### GIVEN DATA
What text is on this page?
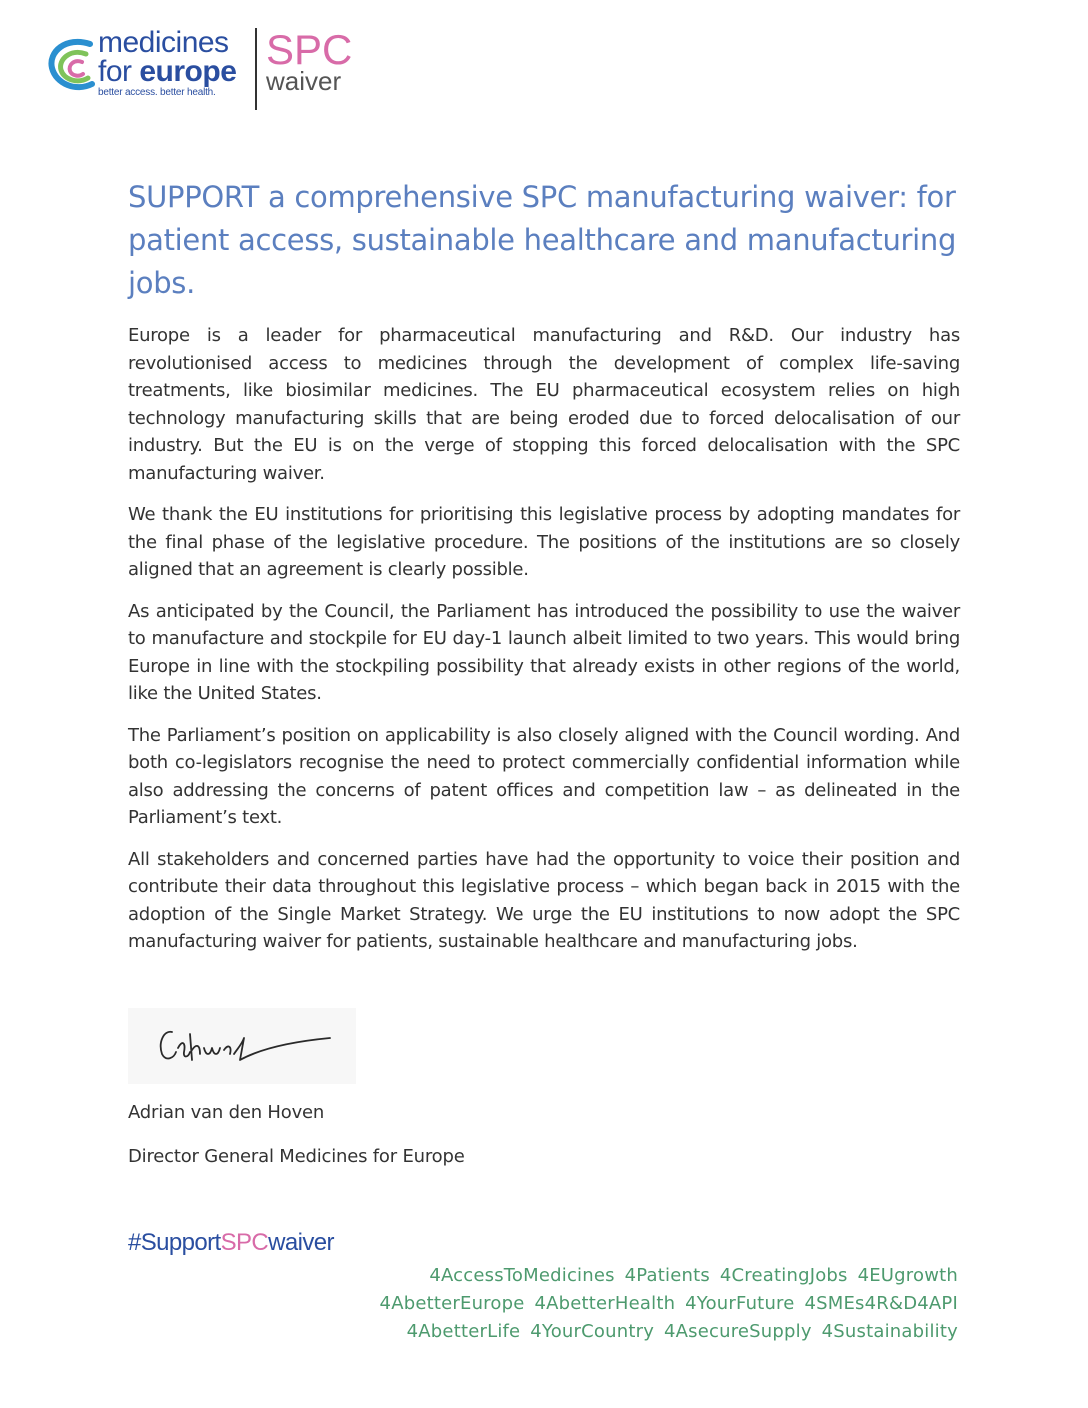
medicines
for europe
better access. better health.
SPC
waiver
SUPPORT a comprehensive SPC manufacturing waiver: for patient access, sustainable healthcare and manufacturing jobs.

Europe is a leader for pharmaceutical manufacturing and R&D. Our industry has revolutionised access to medicines through the development of complex life-saving treatments, like biosimilar medicines. The EU pharmaceutical ecosystem relies on high technology manufacturing skills that are being eroded due to forced delocalisation of our industry. But the EU is on the verge of stopping this forced delocalisation with the SPC manufacturing waiver.

We thank the EU institutions for prioritising this legislative process by adopting mandates for the final phase of the legislative procedure. The positions of the institutions are so closely aligned that an agreement is clearly possible.

As anticipated by the Council, the Parliament has introduced the possibility to use the waiver to manufacture and stockpile for EU day-1 launch albeit limited to two years. This would bring Europe in line with the stockpiling possibility that already exists in other regions of the world, like the United States.

The Parliament’s position on applicability is also closely aligned with the Council wording. And both co-legislators recognise the need to protect commercially confidential information while also addressing the concerns of patent offices and competition law – as delineated in the Parliament’s text.

All stakeholders and concerned parties have had the opportunity to voice their position and contribute their data throughout this legislative process – which began back in 2015 with the adoption of the Single Market Strategy. We urge the EU institutions to now adopt the SPC manufacturing waiver for patients, sustainable healthcare and manufacturing jobs.

Adrian van den Hoven
Director General Medicines for Europe
#SupportSPCwaiver
4AccessToMedicines 4Patients 4CreatingJobs 4EUgrowth
4AbetterEurope 4AbetterHealth 4YourFuture 4SMEs4R&D4API
4AbetterLife 4YourCountry 4AsecureSupply 4Sustainability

### WHAT TO DO
Looking at the entries above, copy out every line in which "text" occurs.

### EXERCISE RESPONSE
What text is on this page?
The Parliament’s position on applicability is also closely aligned with the Council wording. And both co-legislators recognise the need to protect commercially confidential information while also addressing the concerns of patent offices and competition law – as delineated in the Parliament’s text.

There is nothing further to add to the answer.